# [PÁGINA]
++++++++

Classificação de locomotivas a vapor
O sistema de F. M. Whyte
Flávio R. Cavalcanti — Centro-Oeste n° 78 — 1°-Mai-1993
O sistema Whyte descreve a locomotiva a vapor pelo número de rodas, segundo
sua função:
Jogo de guia, à frente da locomotiva. Não fazem esforço
para movimentar o trem. Deslizam facilmente nas curvas, servindo de guias
para as demais. Também são chamadas rodas-piloto,
ou rodas dianteiras etc. Quando são 4 — um truque
de 2 eixos — , oferecem estabilidade em velocidades maiores, sendo preferidas
para trens de passageiros. Mas isso não é uma regra rígida.
Rodas motrizes são as que recebem o movimento dos cilindros.
Elas suportam a maior parte do peso da locomotiva, sendo comprimidas sobre
os trilhos. Isso aumenta o atrito (aderência) nos trilhos, fazendo com
que a locomotiva se movimente.
Jogo de arrasto, formado pelas rodas de trás, geralmente
embaixo da cabine e/ou da fornalha. Não fazem esforço para movimentar
o trem, limitando-se a ser arrastadas. Também são chamadas rodas
portantes, pois dão suporte ao prolongamento posterior da locomotiva
(fornalha e cabine).
As rodas são contadas nesta ordem: — Da frente para a traseira da locomotiva.
A numeração 4-6-2, por exemplo, significa: —
4 rodas-piloto servindo de guias; 6 rodas motrizes acopladas; e 2 portantes,
suportando a fornalha.

++++++++

# [DADOS FORNECIDOS]
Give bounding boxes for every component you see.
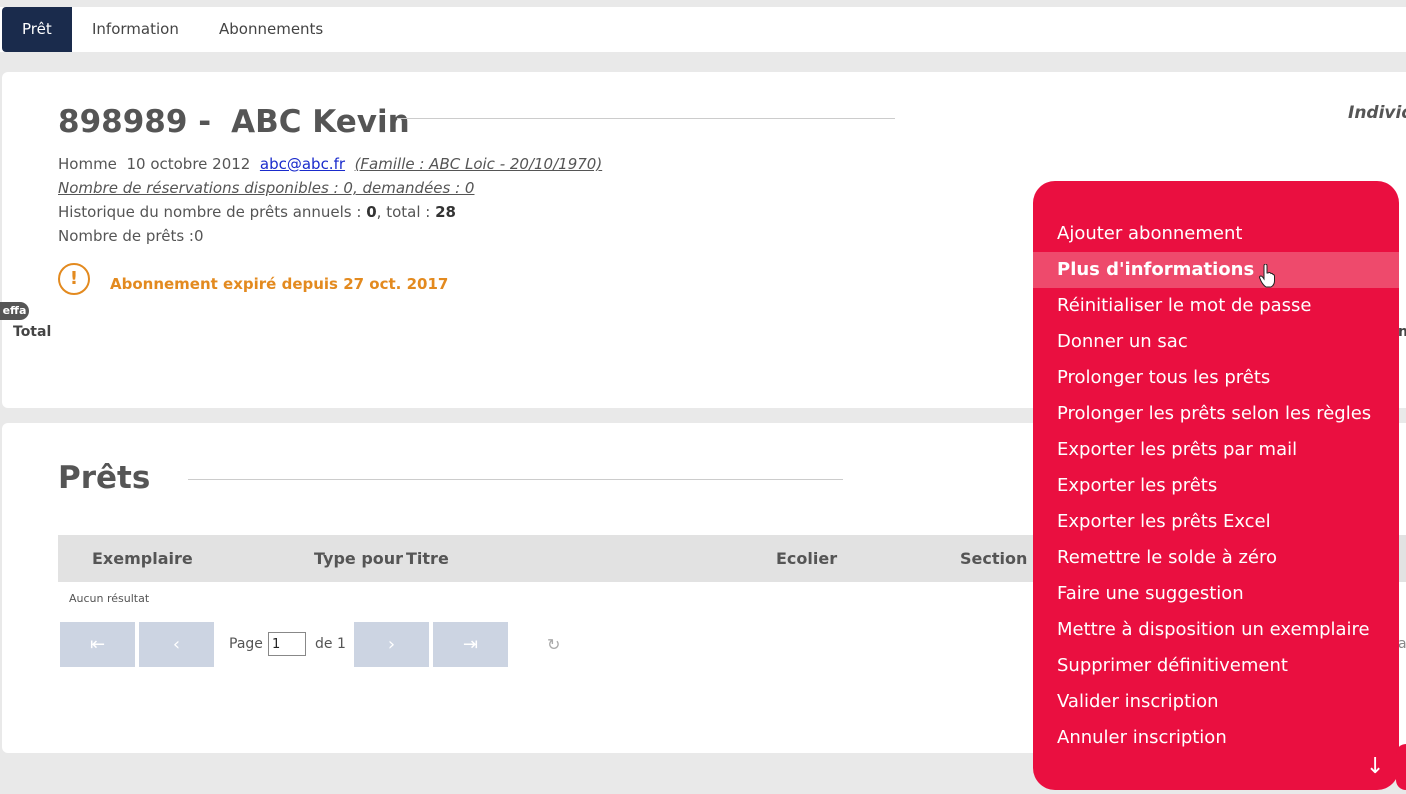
loan-history-mid: , total : xyxy=(376,203,436,221)
title-divider xyxy=(397,118,895,119)
menu-exporter-mail[interactable]: Exporter les prêts par mail xyxy=(1033,432,1399,468)
menu-mettre-disposition[interactable]: Mettre à disposition un exemplaire xyxy=(1033,612,1399,648)
tab-pret[interactable]: Prêt xyxy=(2,7,72,52)
menu-exporter-prets[interactable]: Exporter les prêts xyxy=(1033,468,1399,504)
menu-donner-sac[interactable]: Donner un sac xyxy=(1033,324,1399,360)
loans-title: Prêts xyxy=(58,460,151,496)
scroll-handle[interactable] xyxy=(1396,744,1406,790)
member-type-label: Individ xyxy=(1348,103,1406,123)
next-page-button[interactable]: › xyxy=(354,622,429,667)
menu-valider-inscription[interactable]: Valider inscription xyxy=(1033,684,1399,720)
scroll-down-icon[interactable]: ↓ xyxy=(1366,754,1384,779)
menu-prolonger-tous[interactable]: Prolonger tous les prêts xyxy=(1033,360,1399,396)
prev-page-button[interactable]: ‹ xyxy=(139,622,214,667)
col-ecolier[interactable]: Ecolier xyxy=(776,535,837,582)
tab-bar: Prêt Information Abonnements xyxy=(0,7,1406,52)
tab-abonnements[interactable]: Abonnements xyxy=(219,7,323,52)
menu-exporter-excel[interactable]: Exporter les prêts Excel xyxy=(1033,504,1399,540)
clipped-pager-label: at xyxy=(1398,636,1406,652)
total-label: Total xyxy=(13,324,52,340)
hand-cursor-icon xyxy=(1259,264,1275,288)
menu-annuler-inscription[interactable]: Annuler inscription xyxy=(1033,720,1399,756)
loan-count: Nombre de prêts :0 xyxy=(58,227,204,245)
menu-suggestion[interactable]: Faire une suggestion xyxy=(1033,576,1399,612)
reservations-link[interactable]: Nombre de réservations disponibles : 0, … xyxy=(58,179,474,197)
effa-badge[interactable]: effa xyxy=(0,302,29,320)
birthdate: 10 octobre 2012 xyxy=(126,155,251,173)
menu-ajouter-abonnement[interactable]: Ajouter abonnement xyxy=(1033,216,1399,252)
page-count: de 1 xyxy=(315,636,346,652)
menu-supprimer[interactable]: Supprimer définitivement xyxy=(1033,648,1399,684)
tab-information[interactable]: Information xyxy=(92,7,179,52)
family-link[interactable]: (Famille : ABC Loic - 20/10/1970) xyxy=(355,155,603,173)
col-type-pour[interactable]: Type pour xyxy=(314,535,403,582)
page-input[interactable] xyxy=(268,632,306,656)
last-page-button[interactable]: ⇥ xyxy=(433,622,508,667)
loan-history: Historique du nombre de prêts annuels : … xyxy=(58,203,456,221)
menu-reinitialiser-mot-de-passe[interactable]: Réinitialiser le mot de passe xyxy=(1033,288,1399,324)
empty-result: Aucun résultat xyxy=(69,592,150,605)
menu-remettre-solde[interactable]: Remettre le solde à zéro xyxy=(1033,540,1399,576)
member-details: Homme 10 octobre 2012 abc@abc.fr (Famill… xyxy=(58,155,602,173)
col-exemplaire[interactable]: Exemplaire xyxy=(92,535,193,582)
gender: Homme xyxy=(58,155,117,173)
col-titre[interactable]: Titre xyxy=(406,535,449,582)
loans-divider xyxy=(188,479,843,480)
subscription-warning: Abonnement expiré depuis 27 oct. 2017 xyxy=(110,275,449,293)
member-title: 898989 - ABC Kevin xyxy=(58,104,410,140)
menu-prolonger-regles[interactable]: Prolonger les prêts selon les règles xyxy=(1033,396,1399,432)
member-id: 898989 - xyxy=(58,104,212,140)
first-page-button[interactable]: ⇤ xyxy=(60,622,135,667)
page-label: Page xyxy=(229,636,263,652)
menu-plus-informations[interactable]: Plus d'informations xyxy=(1033,252,1399,288)
member-name: ABC Kevin xyxy=(231,104,410,140)
actions-menu: Ajouter abonnement Plus d'informations R… xyxy=(1033,181,1399,790)
loan-history-label: Historique du nombre de prêts annuels : xyxy=(58,203,367,221)
warning-icon: ! xyxy=(58,263,90,295)
loan-history-total: 28 xyxy=(435,203,456,221)
clipped-label: n xyxy=(1398,324,1406,340)
refresh-icon[interactable]: ↻ xyxy=(547,635,560,654)
col-section[interactable]: Section xyxy=(960,535,1027,582)
email-link[interactable]: abc@abc.fr xyxy=(260,155,345,173)
loan-history-annual: 0 xyxy=(366,203,377,221)
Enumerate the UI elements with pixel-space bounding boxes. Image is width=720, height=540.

++++++++

# [TAREFAS]
1. Segundo o texto sobre o sistema Whyte, quantas rodas motrizes acopladas a numeração 4-6-2 indica?
2. Explique, com base no texto sobre o sistema Whyte, por que as rodas do jogo de arrasto também são chamadas rodas portantes.
3. Transcreva todo o trecho do texto sobre o sistema Whyte que vai de "As rodas são" até "suportando a fornalha.".

# [SOLUÇÕES]
1. Seis rodas motrizes acopladas.

2. Porque elas dão suporte ao prolongamento posterior da locomotiva, ou seja, à fornalha e à cabine.

3.
As rodas são contadas nesta ordem: — Da frente para a traseira da locomotiva.
A numeração 4-6-2, por exemplo, significa: —
4 rodas-piloto servindo de guias; 6 rodas motrizes acopladas; e 2 portantes,
suportando a fornalha.